Trecho do documento >>
==============================

Em evento cultural realizado neste ano, em Porto Alegre (RS), a holandesa Saskia Sassen, uma das sociólogas mais respeitadas do mundo, enfatizou a necessidade de reforçarmos os pilares de nossa sociedade por intermédio da voz que ecoa das zonas urbanas. Para tanto, ela ponderou um dado alarmante: entre 2013 e 2014, empresas multinacionais investiram cerca de 600 bilhões na compra de áreas dentro das 100 maiores cidades do mundo. O objetivo? Criar polos de negócios, megaprojetos econômicos.
Ela cita o caso de Londres. “Os sheiks do Catar têm mais áreas no centro da capital do que a própria rainha da Inglaterra”, frisou. A crítica de Saskia é um tiro no coração do capitalismo pós-moderno. A postura predatória dos grandes empreendimentos, nacionais e estrangeiros, deixa as regiões urbanas densas, mortas. O desfecho é o afastamento dos pequenos empreendedores e o agravamento das desigualdades.
Atento a essa realidade – também registrada em solo brasileiro –, o Serviço Brasileiro de Apoio às Micro e Pequenas Empresas (Sebrae) decidiu inovar. A segunda-feira (5/10) marcou o dia do #compredopequeno, uma campanha que visa a estimular o consumo de produtos e serviços dos pequenos empreendedores. Adepto da iniciativa, pensei em como transmutá-la para o contexto da comunicação. Concluí que existem infinitas possibilidades.
A mídia é um cenário público onde diversas pessoas e entidades se manifestam. A imprensa corresponde a grande parcela dos discursos sociais, de modo que não há quem possua o poder de repercussão dos veículos de comunicação. Empresas importantes, como Folha de S.Paulo, O Globo e Estadão estão solidificadas nas referências do mercado jornalístico. Mas sabe o que seria sensacional? Comprar do “pequeno” que usa a comunicação para garantir o seu sustento.
Empreendedorismo é a chave
Com as vagas nos veículos cada vez mais escassas, o desemprego constitui realidade tangente a um grande volume de jornalistas – no país inteiro. As opções mercadológicas são aguardar a abertura de novas contratações, algo improvável em face da crise no país, ou empreender, fugindo da velha falácia de que só é profissional quem trabalha em jornais, rádios, TV’s ou internet.

==============================

Dados fornecidos >>
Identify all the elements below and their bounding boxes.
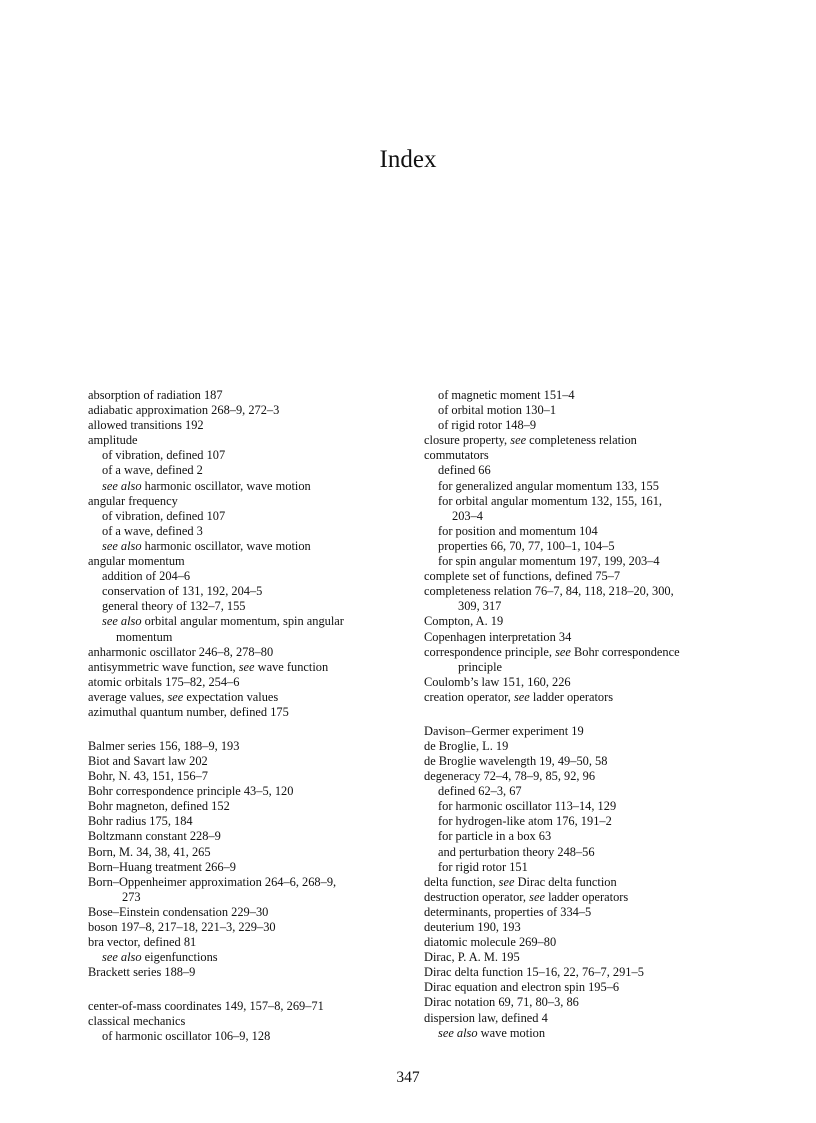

==============================

Enunciado 1 >>
Por favor, diga se cada afirmação abaixo está de acordo com o texto sobre a campanha #compredopequeno, respondendo sim ou não e citando literalmente as palavras do texto que decidem a questão.
(a) Saskia Sassen é holandesa.
(b) O dia do #compredopequeno caiu numa sexta-feira.
(c) Entre 2013 e 2014, empresas multinacionais investiram cerca de 600 bilhões na compra de áreas nas 100 maiores cidades do mundo.
Enunciado 2 >> Atualize o trecho do texto sobre a campanha #compredopequeno começando em "A mídia é um" e terminando em "o seu sustento.", com "cenário público" substituído por "espaço público".
Enunciado 3 >> Dê continuidade ao texto sobre a campanha #compredopequeno a partir da última frase apresentada.

Resposta 1 >>
(a) Sim: "a holandesa Saskia Sassen".
(b) Não: "A segunda-feira (5/10) marcou o dia do #compredopequeno".
(c) Sim: "entre 2013 e 2014, empresas multinacionais investiram cerca de 600 bilhões na compra de áreas dentro das 100 maiores cidades do mundo".

Resposta 2 >>
A mídia é um espaço público onde diversas pessoas e entidades se manifestam. A imprensa corresponde a grande parcela dos discursos sociais, de modo que não há quem possua o poder de repercussão dos veículos de comunicação. Empresas importantes, como Folha de S.Paulo, O Globo e Estadão estão solidificadas nas referências do mercado jornalístico. Mas sabe o que seria sensacional? Comprar do “pequeno” que usa a comunicação para garantir o seu sustento.

Resposta 3 >>
O empreendedor em comunicação contribui para a descentralização da mídia. Em termos de apuração, por exemplo, leio sazonalmente sobre o surgimento de agências que ofertam a produção de reportagens para diferentes plataformas. Trata-se de uma considerável inovação. A audiência se beneficia pela democratização da informação, antes refém da linha editorial dos grandes veículos.
Que surpreendente, não? Nem todo profissional aceita passivamente as dificuldades do mercado. Portanto, “comprar do pequeno” no jornalismo é apoiar essas iniciativas. Mas não apenas em nível de reportagem. Há empresas de produção de conteúdo, assessorias de imprensa, portais verticais, jornais no interior etc. O difícil é ter a coragem para ser chefe, e não um empregado passível, a qualquer momento, de sofrer uma dolorosa demissão.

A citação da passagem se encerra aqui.